Recorded information:
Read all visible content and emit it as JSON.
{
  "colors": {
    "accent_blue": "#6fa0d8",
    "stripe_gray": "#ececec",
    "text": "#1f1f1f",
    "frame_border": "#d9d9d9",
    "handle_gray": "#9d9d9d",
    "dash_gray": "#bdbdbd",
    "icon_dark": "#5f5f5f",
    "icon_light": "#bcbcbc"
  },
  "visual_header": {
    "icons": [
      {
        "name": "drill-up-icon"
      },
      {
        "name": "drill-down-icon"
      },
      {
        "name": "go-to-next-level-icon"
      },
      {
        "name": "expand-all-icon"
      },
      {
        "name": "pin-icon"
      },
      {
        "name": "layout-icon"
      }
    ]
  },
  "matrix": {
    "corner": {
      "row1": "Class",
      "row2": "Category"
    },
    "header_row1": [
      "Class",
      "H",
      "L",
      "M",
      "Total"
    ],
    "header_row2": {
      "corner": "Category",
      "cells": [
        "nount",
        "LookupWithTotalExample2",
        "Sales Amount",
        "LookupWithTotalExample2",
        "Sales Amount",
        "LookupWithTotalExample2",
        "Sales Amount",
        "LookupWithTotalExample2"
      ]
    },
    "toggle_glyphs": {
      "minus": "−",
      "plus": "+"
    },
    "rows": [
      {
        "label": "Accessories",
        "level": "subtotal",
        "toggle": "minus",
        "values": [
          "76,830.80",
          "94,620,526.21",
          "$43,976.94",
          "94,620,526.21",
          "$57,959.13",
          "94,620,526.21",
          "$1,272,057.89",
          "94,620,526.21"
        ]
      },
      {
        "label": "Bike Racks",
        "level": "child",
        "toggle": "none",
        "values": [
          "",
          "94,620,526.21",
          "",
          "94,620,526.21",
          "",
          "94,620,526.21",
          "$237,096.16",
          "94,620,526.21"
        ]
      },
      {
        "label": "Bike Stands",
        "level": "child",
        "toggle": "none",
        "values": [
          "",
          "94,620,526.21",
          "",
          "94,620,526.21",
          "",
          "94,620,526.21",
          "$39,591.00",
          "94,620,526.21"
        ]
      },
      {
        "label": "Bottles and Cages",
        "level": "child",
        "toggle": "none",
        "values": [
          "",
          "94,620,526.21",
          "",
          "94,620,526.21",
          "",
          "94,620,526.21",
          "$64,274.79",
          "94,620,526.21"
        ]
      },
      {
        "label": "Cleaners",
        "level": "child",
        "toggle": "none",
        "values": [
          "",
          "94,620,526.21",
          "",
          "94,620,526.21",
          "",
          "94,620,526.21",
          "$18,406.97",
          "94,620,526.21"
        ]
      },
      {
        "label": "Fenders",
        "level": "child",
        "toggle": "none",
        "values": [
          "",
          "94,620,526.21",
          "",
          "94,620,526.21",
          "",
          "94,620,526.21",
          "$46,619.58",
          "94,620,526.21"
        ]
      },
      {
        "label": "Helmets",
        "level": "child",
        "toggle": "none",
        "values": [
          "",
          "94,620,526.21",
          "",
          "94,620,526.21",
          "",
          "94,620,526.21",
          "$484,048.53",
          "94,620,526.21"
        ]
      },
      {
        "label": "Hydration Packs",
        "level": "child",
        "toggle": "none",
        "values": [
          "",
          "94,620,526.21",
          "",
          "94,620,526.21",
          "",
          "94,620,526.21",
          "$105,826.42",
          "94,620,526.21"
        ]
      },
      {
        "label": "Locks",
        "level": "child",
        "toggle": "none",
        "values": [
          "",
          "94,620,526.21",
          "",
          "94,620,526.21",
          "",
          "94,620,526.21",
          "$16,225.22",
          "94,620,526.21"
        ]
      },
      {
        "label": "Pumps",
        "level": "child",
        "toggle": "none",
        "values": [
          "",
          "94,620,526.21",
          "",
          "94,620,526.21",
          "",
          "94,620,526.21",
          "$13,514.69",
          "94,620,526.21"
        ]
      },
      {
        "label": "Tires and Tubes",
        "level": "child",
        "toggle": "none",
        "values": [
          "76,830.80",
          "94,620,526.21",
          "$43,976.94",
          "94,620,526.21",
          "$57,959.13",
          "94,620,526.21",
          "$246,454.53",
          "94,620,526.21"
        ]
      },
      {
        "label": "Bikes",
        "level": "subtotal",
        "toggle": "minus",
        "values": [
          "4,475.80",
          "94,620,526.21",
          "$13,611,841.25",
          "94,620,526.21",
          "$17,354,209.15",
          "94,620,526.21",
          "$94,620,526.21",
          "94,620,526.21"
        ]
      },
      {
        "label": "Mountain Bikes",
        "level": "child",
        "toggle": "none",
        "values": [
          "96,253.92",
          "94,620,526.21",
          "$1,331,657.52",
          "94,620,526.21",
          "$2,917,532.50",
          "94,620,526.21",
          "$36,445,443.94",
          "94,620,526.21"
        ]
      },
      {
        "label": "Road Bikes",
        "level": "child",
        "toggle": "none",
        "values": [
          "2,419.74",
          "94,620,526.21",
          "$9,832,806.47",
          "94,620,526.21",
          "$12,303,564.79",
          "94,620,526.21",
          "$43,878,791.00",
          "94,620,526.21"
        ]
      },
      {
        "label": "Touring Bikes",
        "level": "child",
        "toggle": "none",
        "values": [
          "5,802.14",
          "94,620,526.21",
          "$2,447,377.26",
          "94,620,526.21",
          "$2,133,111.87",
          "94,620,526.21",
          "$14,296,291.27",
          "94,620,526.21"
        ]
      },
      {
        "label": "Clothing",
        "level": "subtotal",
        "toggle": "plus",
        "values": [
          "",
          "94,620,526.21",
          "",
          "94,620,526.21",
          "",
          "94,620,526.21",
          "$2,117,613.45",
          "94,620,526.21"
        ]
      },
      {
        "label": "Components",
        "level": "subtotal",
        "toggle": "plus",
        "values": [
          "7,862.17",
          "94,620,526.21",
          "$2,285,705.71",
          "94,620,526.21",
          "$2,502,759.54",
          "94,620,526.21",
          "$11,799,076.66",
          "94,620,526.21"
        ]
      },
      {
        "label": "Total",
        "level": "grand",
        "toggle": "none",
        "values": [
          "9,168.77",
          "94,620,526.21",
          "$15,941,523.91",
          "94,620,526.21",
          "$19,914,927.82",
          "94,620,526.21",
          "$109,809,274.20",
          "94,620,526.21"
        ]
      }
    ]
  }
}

Task brief: Find each line holding the word "drill" and copy it.

Full output:
        "name": "drill-up-icon"
        "name": "drill-down-icon"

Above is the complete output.